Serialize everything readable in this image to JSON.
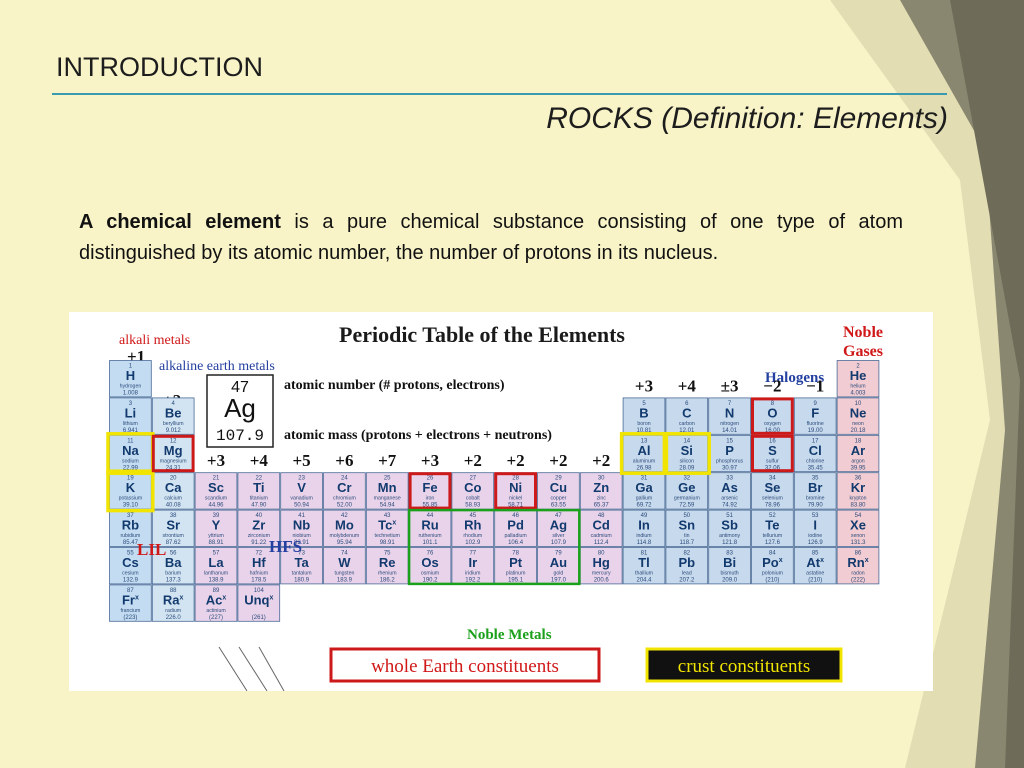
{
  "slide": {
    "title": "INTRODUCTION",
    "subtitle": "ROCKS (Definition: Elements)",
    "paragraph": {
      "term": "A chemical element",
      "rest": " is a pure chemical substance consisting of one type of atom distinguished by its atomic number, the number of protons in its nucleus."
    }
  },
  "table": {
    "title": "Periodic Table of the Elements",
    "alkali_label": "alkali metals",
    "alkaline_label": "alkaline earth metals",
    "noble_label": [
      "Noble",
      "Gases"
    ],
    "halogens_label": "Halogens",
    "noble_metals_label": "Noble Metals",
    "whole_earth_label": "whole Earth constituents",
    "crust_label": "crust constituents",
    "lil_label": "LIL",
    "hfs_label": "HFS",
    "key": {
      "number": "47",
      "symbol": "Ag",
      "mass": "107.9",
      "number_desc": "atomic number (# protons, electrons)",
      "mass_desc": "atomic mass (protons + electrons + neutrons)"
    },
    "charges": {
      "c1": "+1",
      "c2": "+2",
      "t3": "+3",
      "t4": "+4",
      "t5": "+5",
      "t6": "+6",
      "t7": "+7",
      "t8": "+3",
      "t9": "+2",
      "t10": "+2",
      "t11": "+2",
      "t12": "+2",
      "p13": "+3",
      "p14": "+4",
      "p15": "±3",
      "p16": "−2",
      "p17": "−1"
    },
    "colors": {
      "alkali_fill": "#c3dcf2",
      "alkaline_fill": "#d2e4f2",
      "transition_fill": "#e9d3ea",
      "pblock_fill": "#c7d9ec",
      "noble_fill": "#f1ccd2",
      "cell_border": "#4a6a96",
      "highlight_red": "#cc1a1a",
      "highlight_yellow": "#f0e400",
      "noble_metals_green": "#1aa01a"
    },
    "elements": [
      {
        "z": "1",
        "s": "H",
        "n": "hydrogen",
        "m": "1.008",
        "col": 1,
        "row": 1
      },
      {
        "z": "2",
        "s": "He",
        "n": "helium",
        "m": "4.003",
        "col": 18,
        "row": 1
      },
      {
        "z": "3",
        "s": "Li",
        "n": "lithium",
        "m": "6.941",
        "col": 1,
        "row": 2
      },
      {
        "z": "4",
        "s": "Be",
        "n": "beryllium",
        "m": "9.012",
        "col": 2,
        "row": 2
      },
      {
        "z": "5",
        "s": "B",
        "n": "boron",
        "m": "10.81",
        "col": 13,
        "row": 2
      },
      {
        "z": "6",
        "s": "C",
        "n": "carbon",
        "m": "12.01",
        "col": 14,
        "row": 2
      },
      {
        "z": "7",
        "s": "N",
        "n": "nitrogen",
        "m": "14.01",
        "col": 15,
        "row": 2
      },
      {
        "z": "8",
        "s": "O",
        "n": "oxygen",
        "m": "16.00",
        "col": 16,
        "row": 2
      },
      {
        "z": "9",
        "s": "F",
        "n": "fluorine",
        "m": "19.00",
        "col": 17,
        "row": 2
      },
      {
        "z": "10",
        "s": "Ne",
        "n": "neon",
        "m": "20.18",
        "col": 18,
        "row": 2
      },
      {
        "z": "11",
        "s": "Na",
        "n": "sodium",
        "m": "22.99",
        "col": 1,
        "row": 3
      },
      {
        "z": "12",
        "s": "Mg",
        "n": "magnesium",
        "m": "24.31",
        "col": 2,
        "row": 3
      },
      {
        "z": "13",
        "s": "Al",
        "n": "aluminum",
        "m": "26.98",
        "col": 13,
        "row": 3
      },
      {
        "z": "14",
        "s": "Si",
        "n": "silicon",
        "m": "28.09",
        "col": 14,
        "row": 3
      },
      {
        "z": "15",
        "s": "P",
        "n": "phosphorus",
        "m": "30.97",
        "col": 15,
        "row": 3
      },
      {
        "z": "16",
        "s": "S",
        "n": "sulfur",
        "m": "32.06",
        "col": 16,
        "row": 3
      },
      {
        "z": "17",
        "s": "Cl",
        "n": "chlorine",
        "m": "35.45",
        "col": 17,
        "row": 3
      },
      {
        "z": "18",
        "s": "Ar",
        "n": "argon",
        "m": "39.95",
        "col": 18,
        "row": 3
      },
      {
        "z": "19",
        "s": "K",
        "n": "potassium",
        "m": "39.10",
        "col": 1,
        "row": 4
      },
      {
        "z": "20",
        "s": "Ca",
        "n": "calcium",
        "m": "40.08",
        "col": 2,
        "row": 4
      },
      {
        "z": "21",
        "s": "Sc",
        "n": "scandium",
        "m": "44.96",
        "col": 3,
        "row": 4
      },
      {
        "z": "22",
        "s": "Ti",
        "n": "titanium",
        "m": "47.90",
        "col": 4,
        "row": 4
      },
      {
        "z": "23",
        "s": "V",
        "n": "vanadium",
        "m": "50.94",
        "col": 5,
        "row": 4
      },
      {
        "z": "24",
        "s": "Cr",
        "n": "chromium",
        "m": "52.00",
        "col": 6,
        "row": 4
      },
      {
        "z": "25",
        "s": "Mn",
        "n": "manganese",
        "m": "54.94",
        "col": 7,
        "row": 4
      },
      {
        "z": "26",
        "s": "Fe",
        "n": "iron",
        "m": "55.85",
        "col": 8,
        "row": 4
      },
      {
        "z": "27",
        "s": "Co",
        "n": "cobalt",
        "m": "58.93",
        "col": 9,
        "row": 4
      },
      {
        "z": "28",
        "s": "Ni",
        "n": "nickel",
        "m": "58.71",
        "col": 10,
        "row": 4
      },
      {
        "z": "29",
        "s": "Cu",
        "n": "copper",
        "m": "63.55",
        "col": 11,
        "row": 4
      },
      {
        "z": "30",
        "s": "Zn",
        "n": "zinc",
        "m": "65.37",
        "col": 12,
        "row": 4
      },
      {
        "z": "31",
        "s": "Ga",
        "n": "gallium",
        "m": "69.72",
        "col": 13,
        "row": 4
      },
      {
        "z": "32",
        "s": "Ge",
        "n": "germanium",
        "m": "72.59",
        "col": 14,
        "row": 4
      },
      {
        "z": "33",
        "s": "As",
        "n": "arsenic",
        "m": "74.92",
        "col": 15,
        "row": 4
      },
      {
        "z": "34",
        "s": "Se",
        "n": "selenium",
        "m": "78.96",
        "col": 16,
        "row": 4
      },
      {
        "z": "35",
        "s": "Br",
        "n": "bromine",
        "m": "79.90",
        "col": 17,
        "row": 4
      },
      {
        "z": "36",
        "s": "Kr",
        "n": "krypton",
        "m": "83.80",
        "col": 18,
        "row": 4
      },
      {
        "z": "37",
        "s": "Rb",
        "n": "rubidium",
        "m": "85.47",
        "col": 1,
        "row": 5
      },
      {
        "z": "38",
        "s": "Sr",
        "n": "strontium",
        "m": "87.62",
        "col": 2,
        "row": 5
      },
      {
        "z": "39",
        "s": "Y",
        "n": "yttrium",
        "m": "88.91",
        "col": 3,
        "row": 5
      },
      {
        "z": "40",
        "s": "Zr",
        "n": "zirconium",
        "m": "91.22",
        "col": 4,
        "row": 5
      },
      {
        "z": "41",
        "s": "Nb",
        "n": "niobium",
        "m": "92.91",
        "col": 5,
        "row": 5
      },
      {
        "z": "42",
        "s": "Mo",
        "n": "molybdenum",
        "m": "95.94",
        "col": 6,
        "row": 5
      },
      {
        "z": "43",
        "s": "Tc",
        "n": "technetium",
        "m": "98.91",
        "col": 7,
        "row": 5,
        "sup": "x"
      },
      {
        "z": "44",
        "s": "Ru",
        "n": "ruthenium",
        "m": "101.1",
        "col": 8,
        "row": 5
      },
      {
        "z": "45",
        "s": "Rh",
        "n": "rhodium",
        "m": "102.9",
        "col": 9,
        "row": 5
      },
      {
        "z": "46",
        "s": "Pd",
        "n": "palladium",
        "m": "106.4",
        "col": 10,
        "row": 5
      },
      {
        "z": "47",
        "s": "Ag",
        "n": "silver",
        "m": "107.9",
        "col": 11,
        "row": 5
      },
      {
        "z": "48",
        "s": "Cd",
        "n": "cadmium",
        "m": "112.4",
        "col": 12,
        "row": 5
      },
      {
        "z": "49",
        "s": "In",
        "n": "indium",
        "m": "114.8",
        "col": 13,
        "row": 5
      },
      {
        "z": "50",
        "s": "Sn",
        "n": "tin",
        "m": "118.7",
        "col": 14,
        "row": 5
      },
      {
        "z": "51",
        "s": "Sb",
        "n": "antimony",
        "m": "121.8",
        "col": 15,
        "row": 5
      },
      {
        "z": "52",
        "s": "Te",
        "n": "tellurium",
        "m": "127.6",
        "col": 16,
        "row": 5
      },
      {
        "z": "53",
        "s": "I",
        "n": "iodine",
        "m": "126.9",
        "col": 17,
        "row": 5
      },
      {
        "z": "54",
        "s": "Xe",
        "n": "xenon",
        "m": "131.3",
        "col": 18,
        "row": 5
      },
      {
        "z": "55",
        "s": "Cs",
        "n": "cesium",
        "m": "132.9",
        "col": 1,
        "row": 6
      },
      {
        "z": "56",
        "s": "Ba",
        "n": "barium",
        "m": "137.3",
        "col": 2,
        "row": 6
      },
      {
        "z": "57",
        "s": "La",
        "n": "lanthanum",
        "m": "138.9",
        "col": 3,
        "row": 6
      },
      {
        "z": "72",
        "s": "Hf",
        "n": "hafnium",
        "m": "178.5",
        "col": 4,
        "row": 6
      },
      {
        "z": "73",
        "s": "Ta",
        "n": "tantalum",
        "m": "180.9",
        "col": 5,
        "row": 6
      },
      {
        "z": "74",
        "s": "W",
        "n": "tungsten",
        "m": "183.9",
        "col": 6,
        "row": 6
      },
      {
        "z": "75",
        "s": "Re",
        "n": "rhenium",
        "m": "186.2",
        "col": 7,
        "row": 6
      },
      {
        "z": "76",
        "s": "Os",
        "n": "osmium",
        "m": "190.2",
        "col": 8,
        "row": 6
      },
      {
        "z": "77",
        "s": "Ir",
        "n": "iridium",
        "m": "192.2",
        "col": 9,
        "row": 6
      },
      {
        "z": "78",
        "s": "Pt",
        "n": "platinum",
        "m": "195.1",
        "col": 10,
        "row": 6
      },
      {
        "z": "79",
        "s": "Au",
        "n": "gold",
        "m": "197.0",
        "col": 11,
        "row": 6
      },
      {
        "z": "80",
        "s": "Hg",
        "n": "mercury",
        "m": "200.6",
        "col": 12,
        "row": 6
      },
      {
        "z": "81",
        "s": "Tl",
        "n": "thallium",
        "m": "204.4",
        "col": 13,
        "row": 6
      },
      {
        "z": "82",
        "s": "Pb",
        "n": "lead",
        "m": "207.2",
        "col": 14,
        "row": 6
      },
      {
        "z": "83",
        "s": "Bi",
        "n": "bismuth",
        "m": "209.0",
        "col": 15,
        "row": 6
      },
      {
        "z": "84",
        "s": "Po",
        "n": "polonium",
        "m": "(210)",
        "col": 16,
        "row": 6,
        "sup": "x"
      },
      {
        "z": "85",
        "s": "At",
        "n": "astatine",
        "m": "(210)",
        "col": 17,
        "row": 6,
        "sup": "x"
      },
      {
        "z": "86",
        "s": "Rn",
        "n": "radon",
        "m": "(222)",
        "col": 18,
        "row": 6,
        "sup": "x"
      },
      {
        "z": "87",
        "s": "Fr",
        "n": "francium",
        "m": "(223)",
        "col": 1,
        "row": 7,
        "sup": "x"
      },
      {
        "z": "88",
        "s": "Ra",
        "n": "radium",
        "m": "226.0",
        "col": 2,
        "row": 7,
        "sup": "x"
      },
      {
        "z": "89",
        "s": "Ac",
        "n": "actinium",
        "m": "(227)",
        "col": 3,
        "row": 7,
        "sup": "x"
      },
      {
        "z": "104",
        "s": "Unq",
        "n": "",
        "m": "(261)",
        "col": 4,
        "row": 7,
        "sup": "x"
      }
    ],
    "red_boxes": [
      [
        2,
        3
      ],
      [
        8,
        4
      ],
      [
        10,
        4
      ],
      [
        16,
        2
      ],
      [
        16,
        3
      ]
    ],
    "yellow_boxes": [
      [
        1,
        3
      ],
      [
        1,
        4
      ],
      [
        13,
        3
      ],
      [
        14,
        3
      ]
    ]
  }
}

• • • • • • •

TO BE DONE:
Scan the material above. Return every line containing the string "constituents".

SOLUTION TO THE EXERCISE:
    "whole_earth_label": "whole Earth constituents",
    "crust_label": "crust constituents",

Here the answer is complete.